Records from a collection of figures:
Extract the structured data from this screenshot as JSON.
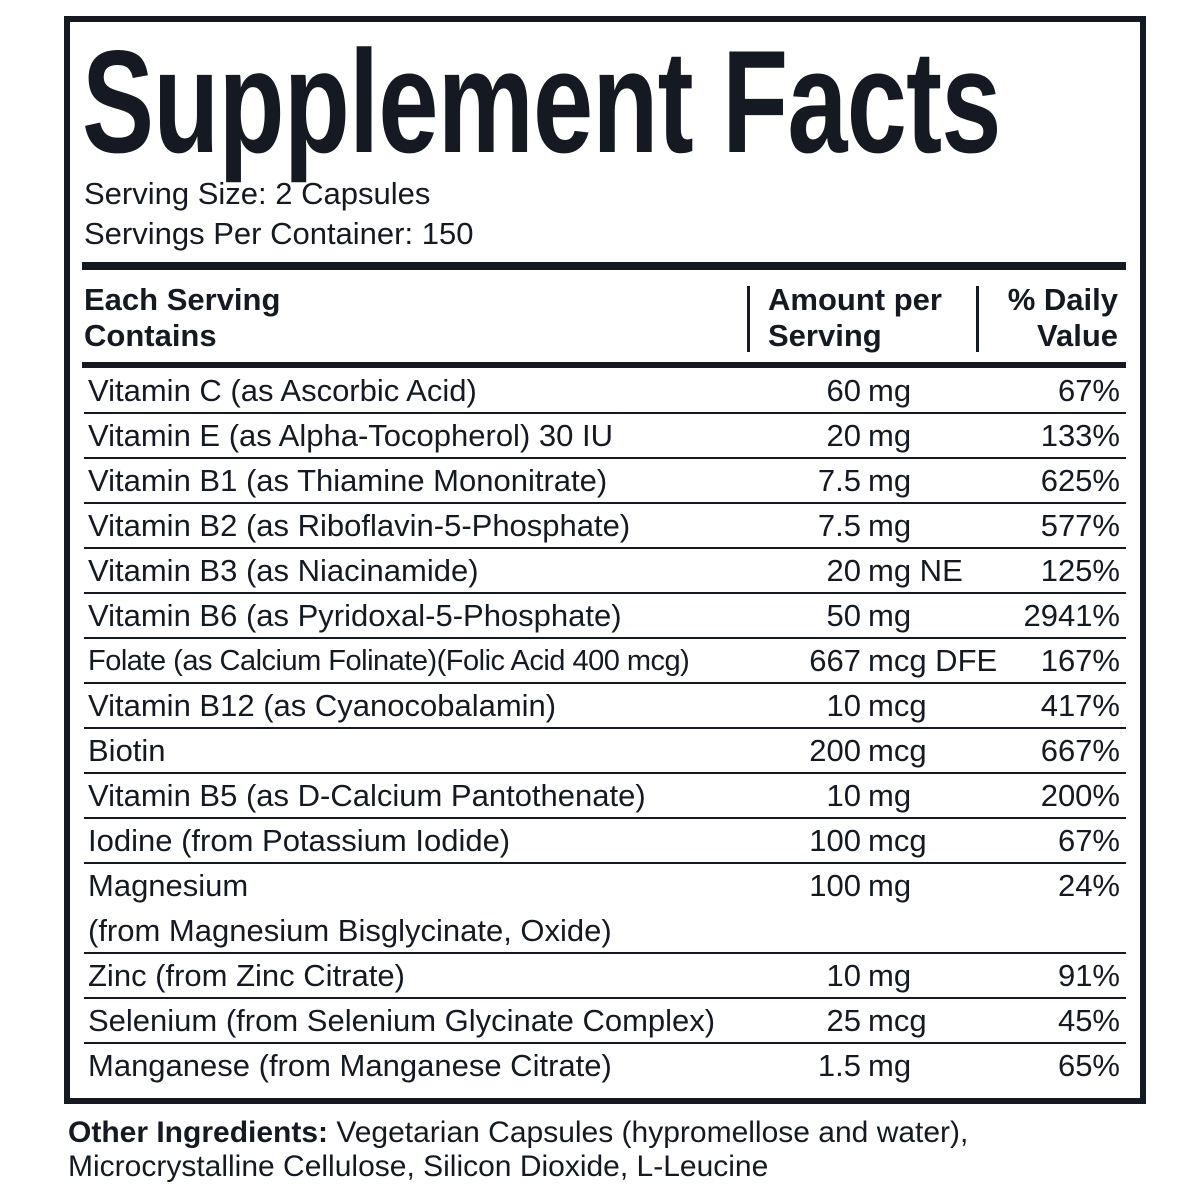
{
  "title": "Supplement Facts",
  "serving_size": "Serving Size: 2 Capsules",
  "servings_per_container": "Servings Per Container: 150",
  "headers": {
    "col1_line1": "Each Serving",
    "col1_line2": "Contains",
    "col2_line1": "Amount per",
    "col2_line2": "Serving",
    "col3_line1": "% Daily",
    "col3_line2": "Value"
  },
  "rows": [
    {
      "name": "Vitamin C (as Ascorbic Acid)",
      "num": "60",
      "unit": "mg",
      "dv": "67%"
    },
    {
      "name": "Vitamin E (as Alpha-Tocopherol) 30 IU",
      "num": "20",
      "unit": "mg",
      "dv": "133%"
    },
    {
      "name": "Vitamin B1 (as Thiamine Mononitrate)",
      "num": "7.5",
      "unit": "mg",
      "dv": "625%"
    },
    {
      "name": "Vitamin B2 (as Riboflavin-5-Phosphate)",
      "num": "7.5",
      "unit": "mg",
      "dv": "577%"
    },
    {
      "name": "Vitamin B3 (as Niacinamide)",
      "num": "20",
      "unit": "mg NE",
      "dv": "125%"
    },
    {
      "name": "Vitamin B6 (as Pyridoxal-5-Phosphate)",
      "num": "50",
      "unit": "mg",
      "dv": "2941%"
    },
    {
      "name": "Folate (as Calcium Folinate)(Folic Acid 400 mcg)",
      "num": "667",
      "unit": "mcg DFE",
      "dv": "167%"
    },
    {
      "name": "Vitamin B12 (as Cyanocobalamin)",
      "num": "10",
      "unit": "mcg",
      "dv": "417%"
    },
    {
      "name": "Biotin",
      "num": "200",
      "unit": "mcg",
      "dv": "667%"
    },
    {
      "name": "Vitamin B5 (as D-Calcium Pantothenate)",
      "num": "10",
      "unit": "mg",
      "dv": "200%"
    },
    {
      "name": "Iodine (from Potassium Iodide)",
      "num": "100",
      "unit": "mcg",
      "dv": "67%"
    },
    {
      "name": "Magnesium",
      "name2": "(from Magnesium Bisglycinate, Oxide)",
      "num": "100",
      "unit": "mg",
      "dv": "24%"
    },
    {
      "name": "Zinc (from Zinc Citrate)",
      "num": "10",
      "unit": "mg",
      "dv": "91%"
    },
    {
      "name": "Selenium (from Selenium Glycinate Complex)",
      "num": "25",
      "unit": "mcg",
      "dv": "45%"
    },
    {
      "name": "Manganese (from Manganese Citrate)",
      "num": "1.5",
      "unit": "mg",
      "dv": "65%"
    }
  ],
  "other_ingredients": {
    "label": "Other Ingredients:",
    "text": " Vegetarian Capsules (hypromellose and water), Microcrystalline Cellulose, Silicon Dioxide, L-Leucine"
  },
  "colors": {
    "ink": "#151a22",
    "background": "#ffffff"
  }
}
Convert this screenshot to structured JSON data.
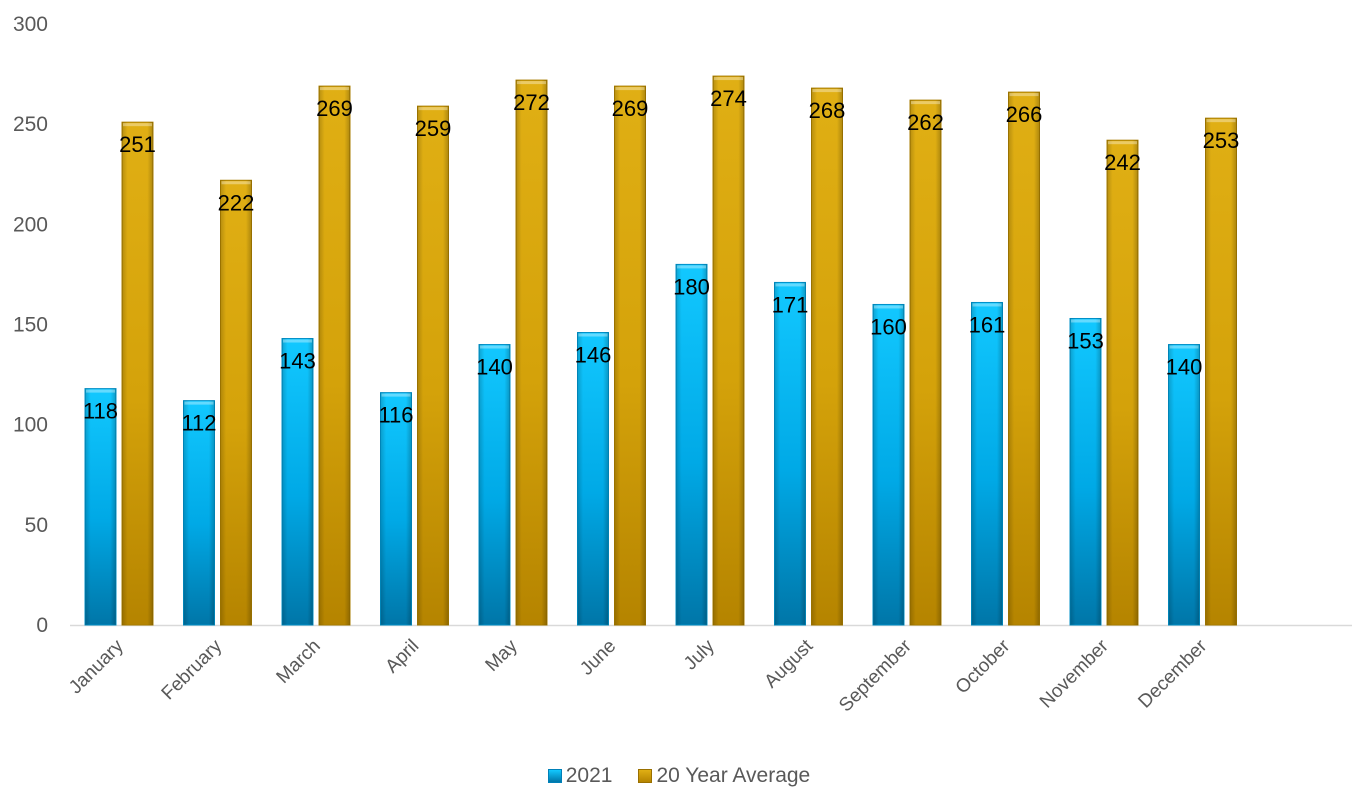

Task prompt:
Look through the entries above and list every line containing "Phosphate".

Output of the task:
      "name": "Vitamin B2 (as Riboflavin-5-Phosphate)",
      "name": "Vitamin B6 (as Pyridoxal-5-Phosphate)",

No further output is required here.